Only the lines from the one with "Convert this screenshot" to the last line belong in your answer; write them out exactly and drop the pictures.
## START EXTRACTED DATA
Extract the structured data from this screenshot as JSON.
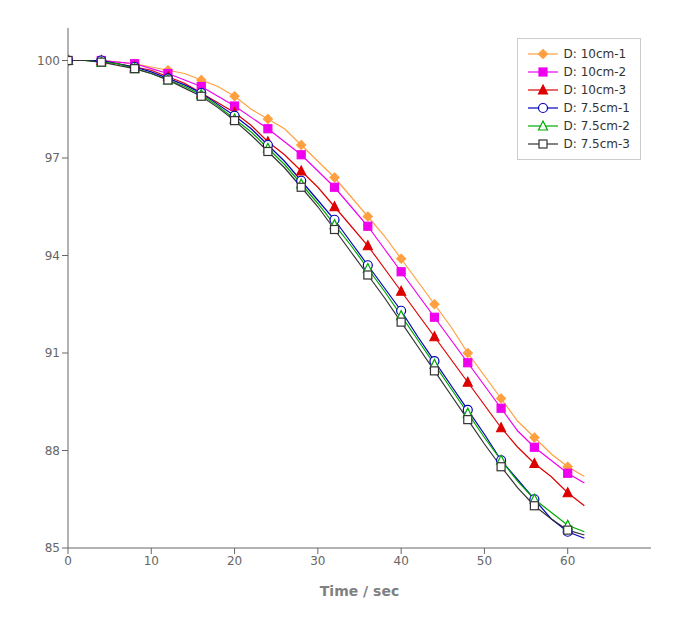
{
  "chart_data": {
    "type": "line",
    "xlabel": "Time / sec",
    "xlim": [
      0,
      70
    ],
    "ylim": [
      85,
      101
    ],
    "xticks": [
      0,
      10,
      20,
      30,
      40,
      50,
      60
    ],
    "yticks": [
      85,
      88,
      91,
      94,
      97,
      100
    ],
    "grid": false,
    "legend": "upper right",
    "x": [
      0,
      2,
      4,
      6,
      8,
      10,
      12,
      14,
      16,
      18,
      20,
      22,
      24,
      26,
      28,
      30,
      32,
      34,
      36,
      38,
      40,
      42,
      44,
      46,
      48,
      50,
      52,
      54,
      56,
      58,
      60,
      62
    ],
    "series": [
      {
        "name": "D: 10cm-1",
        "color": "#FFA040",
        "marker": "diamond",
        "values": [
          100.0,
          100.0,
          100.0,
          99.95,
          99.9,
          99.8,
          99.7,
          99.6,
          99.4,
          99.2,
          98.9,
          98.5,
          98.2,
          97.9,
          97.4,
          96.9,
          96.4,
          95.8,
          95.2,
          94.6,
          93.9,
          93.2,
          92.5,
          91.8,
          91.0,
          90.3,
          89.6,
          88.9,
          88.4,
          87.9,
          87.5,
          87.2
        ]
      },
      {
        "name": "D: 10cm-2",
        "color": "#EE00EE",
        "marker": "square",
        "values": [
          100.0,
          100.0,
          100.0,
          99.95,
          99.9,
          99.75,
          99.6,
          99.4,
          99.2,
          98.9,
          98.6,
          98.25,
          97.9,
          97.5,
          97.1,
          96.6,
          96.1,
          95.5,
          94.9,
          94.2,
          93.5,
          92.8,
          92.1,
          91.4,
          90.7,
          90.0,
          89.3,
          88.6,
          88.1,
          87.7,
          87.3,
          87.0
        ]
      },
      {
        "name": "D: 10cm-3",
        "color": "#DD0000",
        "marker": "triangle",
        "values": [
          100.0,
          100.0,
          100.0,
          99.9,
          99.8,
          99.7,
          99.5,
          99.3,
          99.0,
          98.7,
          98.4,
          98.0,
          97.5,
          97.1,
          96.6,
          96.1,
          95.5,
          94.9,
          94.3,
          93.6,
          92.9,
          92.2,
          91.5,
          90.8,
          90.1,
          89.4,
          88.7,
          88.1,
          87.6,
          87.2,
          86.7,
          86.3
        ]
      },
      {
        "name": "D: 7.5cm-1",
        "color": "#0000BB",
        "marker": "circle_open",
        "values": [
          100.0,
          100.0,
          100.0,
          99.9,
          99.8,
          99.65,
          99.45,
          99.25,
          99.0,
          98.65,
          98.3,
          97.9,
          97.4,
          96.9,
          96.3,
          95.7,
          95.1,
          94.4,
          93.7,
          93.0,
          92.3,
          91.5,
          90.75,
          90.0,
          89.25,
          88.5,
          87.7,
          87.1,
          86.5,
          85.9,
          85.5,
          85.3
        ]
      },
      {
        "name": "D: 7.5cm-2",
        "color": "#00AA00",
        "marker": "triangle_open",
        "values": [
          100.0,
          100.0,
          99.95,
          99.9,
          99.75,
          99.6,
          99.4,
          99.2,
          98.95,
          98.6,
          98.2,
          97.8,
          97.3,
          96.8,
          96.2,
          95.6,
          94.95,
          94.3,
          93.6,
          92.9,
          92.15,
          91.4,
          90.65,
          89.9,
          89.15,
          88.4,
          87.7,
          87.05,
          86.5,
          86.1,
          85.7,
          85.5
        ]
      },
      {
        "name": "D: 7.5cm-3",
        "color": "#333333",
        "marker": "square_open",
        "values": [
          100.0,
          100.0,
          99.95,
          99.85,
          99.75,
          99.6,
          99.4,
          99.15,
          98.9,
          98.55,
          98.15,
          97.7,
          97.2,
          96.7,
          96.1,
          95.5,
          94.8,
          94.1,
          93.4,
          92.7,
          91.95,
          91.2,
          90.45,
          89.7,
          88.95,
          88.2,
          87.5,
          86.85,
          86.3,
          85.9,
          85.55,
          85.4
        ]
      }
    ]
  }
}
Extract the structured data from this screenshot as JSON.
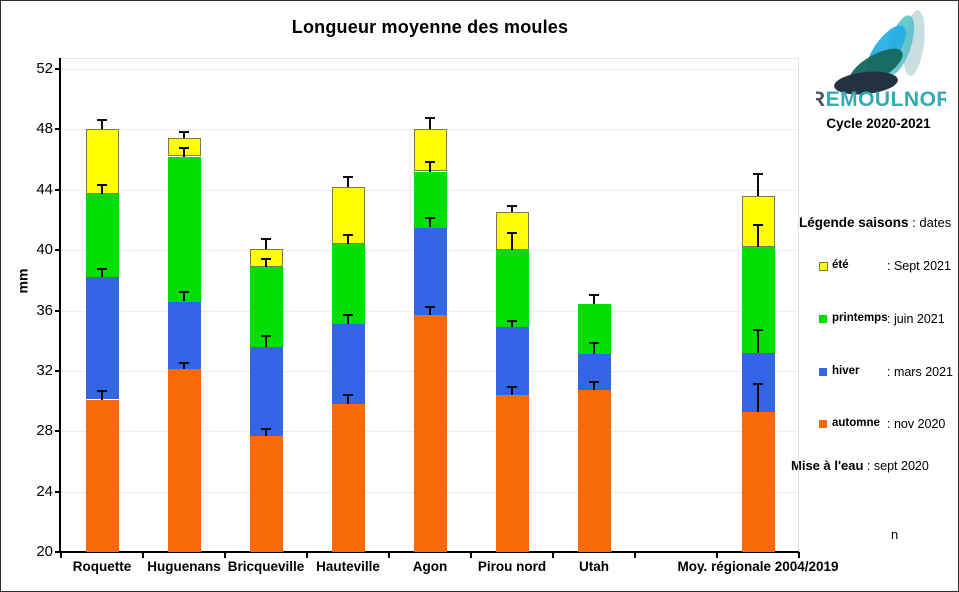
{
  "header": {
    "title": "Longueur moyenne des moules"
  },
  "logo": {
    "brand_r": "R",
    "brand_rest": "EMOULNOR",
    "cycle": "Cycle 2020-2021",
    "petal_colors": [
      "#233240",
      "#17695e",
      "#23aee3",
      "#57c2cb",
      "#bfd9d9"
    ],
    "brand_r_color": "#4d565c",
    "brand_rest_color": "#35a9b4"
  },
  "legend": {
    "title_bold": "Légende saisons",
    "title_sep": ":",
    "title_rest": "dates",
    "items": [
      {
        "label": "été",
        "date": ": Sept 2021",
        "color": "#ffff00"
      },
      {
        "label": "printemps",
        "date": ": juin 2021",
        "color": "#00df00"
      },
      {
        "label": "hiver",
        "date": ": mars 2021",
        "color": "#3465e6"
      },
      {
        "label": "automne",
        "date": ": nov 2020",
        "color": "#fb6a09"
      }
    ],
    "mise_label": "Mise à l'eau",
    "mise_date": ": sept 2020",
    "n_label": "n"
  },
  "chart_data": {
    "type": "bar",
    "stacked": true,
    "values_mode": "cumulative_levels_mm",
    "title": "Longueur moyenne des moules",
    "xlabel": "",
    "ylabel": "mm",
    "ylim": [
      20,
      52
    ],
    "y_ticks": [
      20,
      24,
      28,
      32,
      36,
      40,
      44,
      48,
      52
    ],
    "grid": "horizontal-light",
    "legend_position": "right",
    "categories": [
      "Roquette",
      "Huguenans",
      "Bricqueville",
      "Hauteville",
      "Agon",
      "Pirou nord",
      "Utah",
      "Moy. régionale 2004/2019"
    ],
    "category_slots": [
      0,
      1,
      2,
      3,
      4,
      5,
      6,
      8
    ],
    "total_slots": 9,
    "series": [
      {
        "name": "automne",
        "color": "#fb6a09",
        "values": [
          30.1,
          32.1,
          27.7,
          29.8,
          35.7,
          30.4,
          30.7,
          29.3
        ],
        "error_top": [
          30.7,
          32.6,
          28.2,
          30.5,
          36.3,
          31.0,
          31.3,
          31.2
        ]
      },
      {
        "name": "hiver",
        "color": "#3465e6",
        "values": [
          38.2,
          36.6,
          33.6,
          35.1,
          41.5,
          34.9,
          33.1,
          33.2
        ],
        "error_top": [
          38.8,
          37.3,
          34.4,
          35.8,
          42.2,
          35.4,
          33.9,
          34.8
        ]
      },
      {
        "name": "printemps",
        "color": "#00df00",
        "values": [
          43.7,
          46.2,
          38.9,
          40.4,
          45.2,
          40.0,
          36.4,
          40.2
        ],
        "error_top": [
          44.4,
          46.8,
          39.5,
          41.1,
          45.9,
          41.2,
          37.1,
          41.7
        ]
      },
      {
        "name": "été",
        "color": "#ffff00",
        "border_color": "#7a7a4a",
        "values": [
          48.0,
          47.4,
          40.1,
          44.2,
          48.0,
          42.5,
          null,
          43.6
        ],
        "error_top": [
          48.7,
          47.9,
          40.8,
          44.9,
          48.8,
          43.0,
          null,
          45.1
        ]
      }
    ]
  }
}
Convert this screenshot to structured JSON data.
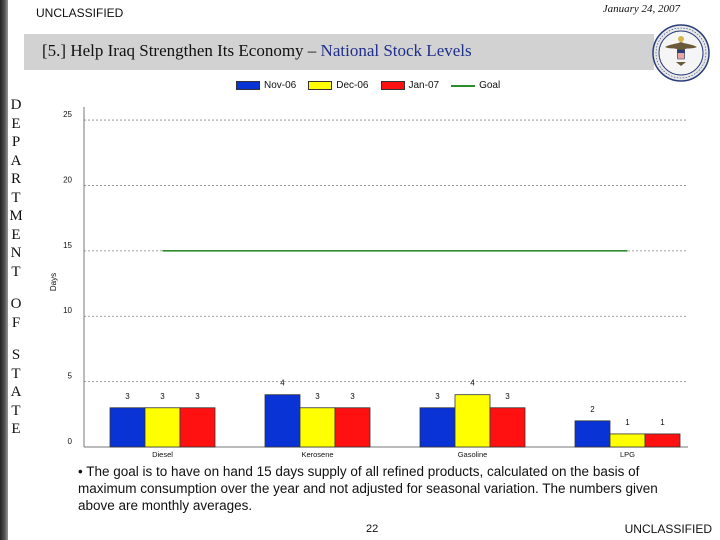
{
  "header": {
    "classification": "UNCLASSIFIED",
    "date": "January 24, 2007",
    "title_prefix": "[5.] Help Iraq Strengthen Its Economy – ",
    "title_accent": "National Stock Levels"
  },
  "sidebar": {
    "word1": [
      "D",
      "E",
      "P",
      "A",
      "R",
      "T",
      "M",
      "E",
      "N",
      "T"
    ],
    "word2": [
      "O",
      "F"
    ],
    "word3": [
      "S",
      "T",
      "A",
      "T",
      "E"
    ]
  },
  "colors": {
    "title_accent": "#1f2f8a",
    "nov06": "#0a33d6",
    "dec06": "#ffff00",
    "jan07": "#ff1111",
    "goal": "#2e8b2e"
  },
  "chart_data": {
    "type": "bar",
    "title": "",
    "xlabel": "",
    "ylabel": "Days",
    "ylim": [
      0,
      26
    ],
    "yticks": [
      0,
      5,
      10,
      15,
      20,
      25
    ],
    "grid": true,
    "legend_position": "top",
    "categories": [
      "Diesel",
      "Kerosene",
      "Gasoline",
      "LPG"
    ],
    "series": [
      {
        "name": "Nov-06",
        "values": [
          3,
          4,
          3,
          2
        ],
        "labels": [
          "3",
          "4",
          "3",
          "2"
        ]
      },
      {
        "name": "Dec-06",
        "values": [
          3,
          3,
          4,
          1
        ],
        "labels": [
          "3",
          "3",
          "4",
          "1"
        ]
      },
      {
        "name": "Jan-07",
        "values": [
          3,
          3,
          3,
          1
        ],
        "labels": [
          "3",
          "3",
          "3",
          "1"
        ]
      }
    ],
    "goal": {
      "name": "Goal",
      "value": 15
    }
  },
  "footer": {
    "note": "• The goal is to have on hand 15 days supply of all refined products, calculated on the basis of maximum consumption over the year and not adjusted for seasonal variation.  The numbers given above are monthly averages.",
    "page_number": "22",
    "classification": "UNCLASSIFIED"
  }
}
## END EXTRACTED DATA
RESPONSE BELOW:
Convert this screenshot to structured JSON data.
{
  "header": {
    "classification": "UNCLASSIFIED",
    "date": "January 24, 2007",
    "title_prefix": "[5.] Help Iraq Strengthen Its Economy – ",
    "title_accent": "National Stock Levels"
  },
  "sidebar": {
    "word1": [
      "D",
      "E",
      "P",
      "A",
      "R",
      "T",
      "M",
      "E",
      "N",
      "T"
    ],
    "word2": [
      "O",
      "F"
    ],
    "word3": [
      "S",
      "T",
      "A",
      "T",
      "E"
    ]
  },
  "colors": {
    "title_accent": "#1f2f8a",
    "nov06": "#0a33d6",
    "dec06": "#ffff00",
    "jan07": "#ff1111",
    "goal": "#2e8b2e"
  },
  "chart_data": {
    "type": "bar",
    "title": "",
    "xlabel": "",
    "ylabel": "Days",
    "ylim": [
      0,
      26
    ],
    "yticks": [
      0,
      5,
      10,
      15,
      20,
      25
    ],
    "grid": true,
    "legend_position": "top",
    "categories": [
      "Diesel",
      "Kerosene",
      "Gasoline",
      "LPG"
    ],
    "series": [
      {
        "name": "Nov-06",
        "values": [
          3,
          4,
          3,
          2
        ],
        "labels": [
          "3",
          "4",
          "3",
          "2"
        ]
      },
      {
        "name": "Dec-06",
        "values": [
          3,
          3,
          4,
          1
        ],
        "labels": [
          "3",
          "3",
          "4",
          "1"
        ]
      },
      {
        "name": "Jan-07",
        "values": [
          3,
          3,
          3,
          1
        ],
        "labels": [
          "3",
          "3",
          "3",
          "1"
        ]
      }
    ],
    "goal": {
      "name": "Goal",
      "value": 15
    }
  },
  "footer": {
    "note": "• The goal is to have on hand 15 days supply of all refined products, calculated on the basis of maximum consumption over the year and not adjusted for seasonal variation.  The numbers given above are monthly averages.",
    "page_number": "22",
    "classification": "UNCLASSIFIED"
  }
}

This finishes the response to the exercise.